## The data
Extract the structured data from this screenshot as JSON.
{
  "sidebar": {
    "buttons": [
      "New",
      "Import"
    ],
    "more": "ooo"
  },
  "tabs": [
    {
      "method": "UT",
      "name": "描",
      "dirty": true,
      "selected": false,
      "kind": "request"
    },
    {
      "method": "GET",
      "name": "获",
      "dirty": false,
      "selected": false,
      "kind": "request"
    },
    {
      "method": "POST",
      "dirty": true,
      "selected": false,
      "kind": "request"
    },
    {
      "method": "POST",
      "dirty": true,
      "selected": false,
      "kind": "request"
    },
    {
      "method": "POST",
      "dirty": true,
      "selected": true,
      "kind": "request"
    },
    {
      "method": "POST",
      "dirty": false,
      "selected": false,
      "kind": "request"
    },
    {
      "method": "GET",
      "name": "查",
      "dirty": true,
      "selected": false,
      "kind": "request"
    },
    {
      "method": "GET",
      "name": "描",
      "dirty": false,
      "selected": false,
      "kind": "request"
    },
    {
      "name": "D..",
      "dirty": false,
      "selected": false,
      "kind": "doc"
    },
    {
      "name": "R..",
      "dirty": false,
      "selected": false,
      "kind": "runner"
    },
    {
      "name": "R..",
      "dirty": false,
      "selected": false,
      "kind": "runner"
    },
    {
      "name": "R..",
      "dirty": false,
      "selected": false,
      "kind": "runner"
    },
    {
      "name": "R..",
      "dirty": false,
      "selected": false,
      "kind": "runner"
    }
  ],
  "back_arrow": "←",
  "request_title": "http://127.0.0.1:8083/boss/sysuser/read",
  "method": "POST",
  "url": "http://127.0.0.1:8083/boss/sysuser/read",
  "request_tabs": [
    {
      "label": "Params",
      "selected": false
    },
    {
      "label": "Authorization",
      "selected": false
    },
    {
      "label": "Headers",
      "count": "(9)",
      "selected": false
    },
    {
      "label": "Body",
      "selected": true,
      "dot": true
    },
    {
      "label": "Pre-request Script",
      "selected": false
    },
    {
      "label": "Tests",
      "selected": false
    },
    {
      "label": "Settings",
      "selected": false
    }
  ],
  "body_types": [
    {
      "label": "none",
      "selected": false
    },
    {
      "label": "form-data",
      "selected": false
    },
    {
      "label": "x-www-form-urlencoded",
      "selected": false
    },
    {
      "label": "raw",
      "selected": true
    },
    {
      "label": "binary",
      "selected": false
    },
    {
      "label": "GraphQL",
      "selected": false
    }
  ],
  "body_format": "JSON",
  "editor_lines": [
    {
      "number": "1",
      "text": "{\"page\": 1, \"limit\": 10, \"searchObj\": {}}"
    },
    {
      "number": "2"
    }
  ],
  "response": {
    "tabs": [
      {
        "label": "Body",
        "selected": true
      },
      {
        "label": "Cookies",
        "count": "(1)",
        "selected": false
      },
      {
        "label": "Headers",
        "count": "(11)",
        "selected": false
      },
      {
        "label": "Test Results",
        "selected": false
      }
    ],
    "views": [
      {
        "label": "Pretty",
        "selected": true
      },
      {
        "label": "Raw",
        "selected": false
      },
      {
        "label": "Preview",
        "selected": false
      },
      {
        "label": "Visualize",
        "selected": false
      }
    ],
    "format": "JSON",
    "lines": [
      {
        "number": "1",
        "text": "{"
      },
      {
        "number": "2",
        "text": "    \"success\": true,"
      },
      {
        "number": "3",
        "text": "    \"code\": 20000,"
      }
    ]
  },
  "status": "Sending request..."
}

## What is required
Copy all lines from the material that include "sysuser".

## Response below
  "request_title": "http://127.0.0.1:8083/boss/sysuser/read",
  "url": "http://127.0.0.1:8083/boss/sysuser/read",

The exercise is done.